§ Given exercise: Where the word "Sunflowerseed" occurs in a line, return that line.

(Dataset entries)
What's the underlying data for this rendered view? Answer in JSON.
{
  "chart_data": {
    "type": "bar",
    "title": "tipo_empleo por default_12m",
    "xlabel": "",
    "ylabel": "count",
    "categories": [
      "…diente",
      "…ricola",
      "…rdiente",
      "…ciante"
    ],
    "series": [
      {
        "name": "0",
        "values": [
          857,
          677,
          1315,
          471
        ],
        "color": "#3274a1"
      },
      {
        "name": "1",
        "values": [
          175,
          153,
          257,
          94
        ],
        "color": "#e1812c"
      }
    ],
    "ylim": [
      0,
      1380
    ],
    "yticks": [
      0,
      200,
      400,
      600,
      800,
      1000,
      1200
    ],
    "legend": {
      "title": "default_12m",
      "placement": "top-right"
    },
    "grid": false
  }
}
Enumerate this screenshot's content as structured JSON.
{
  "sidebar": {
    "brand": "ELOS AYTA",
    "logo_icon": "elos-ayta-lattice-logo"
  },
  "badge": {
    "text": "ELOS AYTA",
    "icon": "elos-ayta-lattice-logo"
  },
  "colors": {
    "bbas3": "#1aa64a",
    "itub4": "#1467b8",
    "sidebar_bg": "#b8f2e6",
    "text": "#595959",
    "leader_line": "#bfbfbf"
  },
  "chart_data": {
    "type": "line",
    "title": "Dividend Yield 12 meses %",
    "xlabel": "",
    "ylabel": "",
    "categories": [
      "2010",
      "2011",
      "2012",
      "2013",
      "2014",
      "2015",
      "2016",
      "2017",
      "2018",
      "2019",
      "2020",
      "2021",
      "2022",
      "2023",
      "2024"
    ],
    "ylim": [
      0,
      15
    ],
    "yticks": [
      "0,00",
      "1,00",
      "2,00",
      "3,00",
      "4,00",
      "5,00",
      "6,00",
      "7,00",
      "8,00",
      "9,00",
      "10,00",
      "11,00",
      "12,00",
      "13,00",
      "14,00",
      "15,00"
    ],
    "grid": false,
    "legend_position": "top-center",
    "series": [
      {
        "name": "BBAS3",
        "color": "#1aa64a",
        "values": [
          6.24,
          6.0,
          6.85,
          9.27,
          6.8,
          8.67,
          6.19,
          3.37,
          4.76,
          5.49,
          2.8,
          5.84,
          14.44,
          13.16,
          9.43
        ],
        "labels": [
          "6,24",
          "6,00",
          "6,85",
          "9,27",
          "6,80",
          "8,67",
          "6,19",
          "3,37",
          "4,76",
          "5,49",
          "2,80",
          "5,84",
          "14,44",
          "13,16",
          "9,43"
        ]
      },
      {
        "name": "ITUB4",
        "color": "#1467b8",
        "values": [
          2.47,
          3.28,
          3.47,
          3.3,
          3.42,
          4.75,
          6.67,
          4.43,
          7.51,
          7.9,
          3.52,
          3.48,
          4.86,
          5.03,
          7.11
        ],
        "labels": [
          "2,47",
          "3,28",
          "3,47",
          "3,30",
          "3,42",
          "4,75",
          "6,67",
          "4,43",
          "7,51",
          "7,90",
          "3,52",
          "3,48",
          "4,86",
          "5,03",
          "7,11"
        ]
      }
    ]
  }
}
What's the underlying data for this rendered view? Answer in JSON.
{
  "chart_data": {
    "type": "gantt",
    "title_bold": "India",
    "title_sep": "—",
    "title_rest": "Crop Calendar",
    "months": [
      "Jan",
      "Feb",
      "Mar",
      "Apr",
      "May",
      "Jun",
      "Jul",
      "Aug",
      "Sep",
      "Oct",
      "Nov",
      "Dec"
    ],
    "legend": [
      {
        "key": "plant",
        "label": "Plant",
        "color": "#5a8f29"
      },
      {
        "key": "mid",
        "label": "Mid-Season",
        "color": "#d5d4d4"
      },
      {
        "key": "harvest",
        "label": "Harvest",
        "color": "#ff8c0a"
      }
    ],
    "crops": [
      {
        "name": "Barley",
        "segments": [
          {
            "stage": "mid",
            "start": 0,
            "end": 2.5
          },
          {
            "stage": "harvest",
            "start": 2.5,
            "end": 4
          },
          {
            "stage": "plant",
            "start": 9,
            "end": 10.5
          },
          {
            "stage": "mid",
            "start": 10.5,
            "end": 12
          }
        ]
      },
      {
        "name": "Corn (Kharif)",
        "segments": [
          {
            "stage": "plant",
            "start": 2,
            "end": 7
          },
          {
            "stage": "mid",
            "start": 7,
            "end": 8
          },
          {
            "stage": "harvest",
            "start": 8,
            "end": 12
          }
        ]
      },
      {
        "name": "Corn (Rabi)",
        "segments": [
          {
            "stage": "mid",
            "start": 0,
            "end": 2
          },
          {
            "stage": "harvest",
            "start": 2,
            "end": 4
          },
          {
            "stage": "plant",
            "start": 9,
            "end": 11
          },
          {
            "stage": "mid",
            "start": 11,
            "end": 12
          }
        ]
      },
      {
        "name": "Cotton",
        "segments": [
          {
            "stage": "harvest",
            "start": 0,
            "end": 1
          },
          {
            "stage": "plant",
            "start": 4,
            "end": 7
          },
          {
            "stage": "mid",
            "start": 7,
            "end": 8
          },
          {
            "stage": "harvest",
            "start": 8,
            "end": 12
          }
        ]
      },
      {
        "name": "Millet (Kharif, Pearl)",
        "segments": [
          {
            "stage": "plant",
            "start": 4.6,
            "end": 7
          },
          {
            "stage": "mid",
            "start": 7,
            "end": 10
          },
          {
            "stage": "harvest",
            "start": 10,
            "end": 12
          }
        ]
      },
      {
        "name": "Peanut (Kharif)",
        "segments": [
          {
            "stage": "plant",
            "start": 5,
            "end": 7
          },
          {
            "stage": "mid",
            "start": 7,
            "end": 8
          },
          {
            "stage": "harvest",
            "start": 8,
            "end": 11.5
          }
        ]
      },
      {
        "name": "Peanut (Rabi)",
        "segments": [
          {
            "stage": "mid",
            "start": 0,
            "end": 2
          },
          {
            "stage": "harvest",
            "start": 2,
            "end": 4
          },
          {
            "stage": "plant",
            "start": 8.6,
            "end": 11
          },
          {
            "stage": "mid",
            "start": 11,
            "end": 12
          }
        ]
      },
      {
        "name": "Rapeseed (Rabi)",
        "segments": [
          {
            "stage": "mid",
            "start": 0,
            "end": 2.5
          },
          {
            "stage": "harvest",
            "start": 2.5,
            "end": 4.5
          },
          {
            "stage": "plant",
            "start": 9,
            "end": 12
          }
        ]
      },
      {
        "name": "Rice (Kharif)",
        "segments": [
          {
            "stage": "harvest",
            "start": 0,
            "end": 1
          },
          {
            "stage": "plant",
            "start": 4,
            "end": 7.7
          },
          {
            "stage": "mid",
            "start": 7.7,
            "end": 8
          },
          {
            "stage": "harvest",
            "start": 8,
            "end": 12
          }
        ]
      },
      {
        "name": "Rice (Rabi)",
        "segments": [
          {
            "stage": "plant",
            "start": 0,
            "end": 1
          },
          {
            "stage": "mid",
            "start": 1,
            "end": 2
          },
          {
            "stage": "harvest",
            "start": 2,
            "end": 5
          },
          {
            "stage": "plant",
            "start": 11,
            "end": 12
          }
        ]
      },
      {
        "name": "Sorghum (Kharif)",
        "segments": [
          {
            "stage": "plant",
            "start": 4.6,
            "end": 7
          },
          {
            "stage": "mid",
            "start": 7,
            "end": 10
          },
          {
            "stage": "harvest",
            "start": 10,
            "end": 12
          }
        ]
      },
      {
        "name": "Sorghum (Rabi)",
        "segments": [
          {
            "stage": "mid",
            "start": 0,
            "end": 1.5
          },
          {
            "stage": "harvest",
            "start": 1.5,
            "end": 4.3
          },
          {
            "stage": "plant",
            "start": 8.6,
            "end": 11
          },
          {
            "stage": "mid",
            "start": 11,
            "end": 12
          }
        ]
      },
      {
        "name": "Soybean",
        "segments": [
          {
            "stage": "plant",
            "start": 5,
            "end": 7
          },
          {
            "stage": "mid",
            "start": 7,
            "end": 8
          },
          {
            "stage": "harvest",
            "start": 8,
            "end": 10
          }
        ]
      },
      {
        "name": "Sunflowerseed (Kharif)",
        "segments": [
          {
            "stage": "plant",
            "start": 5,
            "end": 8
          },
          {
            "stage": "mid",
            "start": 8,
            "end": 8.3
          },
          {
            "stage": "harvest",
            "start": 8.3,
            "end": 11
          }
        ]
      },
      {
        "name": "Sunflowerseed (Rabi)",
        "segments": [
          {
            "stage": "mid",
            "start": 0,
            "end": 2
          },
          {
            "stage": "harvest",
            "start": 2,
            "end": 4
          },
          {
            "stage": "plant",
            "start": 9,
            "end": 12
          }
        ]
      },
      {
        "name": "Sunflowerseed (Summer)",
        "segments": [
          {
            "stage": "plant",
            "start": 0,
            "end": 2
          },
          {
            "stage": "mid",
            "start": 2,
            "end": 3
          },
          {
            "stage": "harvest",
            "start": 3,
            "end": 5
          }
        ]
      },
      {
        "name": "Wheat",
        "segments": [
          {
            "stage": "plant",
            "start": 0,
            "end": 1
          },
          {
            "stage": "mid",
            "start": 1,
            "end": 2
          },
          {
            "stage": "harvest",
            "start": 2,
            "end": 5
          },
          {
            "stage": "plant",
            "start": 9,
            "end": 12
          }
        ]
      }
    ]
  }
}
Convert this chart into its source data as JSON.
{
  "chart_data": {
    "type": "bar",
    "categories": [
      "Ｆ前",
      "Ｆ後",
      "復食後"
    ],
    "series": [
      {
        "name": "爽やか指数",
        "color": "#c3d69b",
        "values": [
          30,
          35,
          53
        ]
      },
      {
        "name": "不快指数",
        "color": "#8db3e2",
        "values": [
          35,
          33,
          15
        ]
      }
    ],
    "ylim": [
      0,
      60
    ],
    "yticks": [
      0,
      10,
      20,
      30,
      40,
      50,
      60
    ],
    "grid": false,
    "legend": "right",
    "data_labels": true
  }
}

§ Task solution:
        "name": "Sunflowerseed (Kharif)",
        "name": "Sunflowerseed (Rabi)",
        "name": "Sunflowerseed (Summer)",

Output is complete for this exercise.